Data entries:
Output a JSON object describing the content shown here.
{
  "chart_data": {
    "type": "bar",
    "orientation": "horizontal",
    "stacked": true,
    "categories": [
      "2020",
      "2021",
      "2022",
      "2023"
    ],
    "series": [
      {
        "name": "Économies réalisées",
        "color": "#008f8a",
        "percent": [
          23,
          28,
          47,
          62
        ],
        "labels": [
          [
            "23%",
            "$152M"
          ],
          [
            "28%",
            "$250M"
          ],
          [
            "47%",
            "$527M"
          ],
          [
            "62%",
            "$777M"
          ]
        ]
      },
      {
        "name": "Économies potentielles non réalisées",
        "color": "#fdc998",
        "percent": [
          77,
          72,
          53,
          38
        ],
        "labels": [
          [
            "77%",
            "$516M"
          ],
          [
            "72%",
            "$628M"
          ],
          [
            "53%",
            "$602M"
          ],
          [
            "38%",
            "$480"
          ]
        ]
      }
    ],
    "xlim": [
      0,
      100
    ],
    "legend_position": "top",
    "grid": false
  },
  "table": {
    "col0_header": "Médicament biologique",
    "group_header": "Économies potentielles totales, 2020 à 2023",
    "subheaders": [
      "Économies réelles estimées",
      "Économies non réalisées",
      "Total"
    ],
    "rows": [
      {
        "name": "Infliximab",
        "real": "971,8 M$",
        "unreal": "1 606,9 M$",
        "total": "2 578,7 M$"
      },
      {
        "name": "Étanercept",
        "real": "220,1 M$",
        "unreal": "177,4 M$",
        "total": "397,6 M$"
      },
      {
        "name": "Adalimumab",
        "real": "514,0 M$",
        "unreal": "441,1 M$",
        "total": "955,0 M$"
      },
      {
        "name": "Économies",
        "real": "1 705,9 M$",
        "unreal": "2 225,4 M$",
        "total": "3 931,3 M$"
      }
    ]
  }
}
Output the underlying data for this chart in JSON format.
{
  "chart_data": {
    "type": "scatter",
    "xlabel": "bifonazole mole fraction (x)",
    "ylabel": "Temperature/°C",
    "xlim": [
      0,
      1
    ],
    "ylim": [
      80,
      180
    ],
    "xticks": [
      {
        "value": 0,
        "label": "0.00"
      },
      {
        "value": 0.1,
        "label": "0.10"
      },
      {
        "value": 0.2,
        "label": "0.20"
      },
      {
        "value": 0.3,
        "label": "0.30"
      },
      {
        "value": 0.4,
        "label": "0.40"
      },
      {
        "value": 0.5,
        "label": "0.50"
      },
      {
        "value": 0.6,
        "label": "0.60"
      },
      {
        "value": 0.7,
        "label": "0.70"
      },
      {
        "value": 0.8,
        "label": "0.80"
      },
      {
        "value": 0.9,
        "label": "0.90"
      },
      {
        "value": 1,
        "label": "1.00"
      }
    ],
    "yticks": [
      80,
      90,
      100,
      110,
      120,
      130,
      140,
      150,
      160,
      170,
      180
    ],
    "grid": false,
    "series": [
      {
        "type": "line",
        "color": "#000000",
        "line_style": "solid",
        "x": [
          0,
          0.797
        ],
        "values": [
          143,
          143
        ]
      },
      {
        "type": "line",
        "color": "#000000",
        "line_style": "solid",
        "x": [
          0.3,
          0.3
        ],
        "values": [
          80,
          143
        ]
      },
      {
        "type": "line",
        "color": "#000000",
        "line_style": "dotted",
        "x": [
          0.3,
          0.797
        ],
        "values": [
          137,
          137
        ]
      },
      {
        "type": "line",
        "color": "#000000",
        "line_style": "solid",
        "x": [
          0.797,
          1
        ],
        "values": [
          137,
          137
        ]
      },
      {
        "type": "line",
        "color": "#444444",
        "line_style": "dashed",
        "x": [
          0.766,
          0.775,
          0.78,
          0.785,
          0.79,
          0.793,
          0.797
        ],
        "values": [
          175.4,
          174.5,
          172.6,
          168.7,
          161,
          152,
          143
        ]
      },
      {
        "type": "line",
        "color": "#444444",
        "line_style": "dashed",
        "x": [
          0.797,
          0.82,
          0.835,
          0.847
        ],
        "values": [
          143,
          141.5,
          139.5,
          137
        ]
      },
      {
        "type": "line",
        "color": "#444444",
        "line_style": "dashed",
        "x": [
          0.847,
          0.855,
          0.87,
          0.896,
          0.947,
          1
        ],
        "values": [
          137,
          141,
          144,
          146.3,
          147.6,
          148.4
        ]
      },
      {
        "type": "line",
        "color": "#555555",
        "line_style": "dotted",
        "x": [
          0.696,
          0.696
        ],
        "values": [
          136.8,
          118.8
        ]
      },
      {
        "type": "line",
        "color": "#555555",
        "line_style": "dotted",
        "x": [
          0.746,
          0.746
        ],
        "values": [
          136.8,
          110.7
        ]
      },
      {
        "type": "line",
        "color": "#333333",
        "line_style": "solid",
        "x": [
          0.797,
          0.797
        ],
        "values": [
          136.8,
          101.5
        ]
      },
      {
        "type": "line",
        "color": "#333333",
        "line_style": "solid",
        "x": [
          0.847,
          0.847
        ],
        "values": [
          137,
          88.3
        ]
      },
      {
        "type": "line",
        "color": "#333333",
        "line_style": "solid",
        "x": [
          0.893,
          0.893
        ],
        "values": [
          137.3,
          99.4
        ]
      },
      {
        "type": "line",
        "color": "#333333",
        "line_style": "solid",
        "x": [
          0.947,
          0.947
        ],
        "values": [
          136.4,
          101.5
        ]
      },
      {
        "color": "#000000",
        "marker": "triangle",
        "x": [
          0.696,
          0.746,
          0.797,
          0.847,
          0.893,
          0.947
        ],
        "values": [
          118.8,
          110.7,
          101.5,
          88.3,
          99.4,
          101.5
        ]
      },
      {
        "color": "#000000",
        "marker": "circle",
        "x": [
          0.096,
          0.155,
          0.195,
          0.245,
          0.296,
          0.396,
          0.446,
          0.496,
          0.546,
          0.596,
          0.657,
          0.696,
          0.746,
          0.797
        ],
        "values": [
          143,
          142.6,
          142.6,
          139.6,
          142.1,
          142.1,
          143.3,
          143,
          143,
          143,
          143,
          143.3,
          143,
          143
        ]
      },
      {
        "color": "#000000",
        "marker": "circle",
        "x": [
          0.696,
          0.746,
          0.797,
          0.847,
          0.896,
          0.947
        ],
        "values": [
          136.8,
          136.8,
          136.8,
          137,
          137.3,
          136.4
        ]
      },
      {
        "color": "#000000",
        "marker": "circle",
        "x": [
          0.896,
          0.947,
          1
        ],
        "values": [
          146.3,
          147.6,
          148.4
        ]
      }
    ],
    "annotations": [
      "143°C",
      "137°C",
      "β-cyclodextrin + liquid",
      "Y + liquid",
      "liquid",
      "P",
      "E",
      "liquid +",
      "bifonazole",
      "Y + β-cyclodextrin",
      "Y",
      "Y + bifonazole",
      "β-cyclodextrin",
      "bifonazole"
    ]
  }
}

EXERCISE AIM —
Find the lines above that contain the word "Output" and collect them.

SOLUTION TO THE PROBLEM —
Output a JSON object describing the content shown here.
Output the underlying data for this chart in JSON format.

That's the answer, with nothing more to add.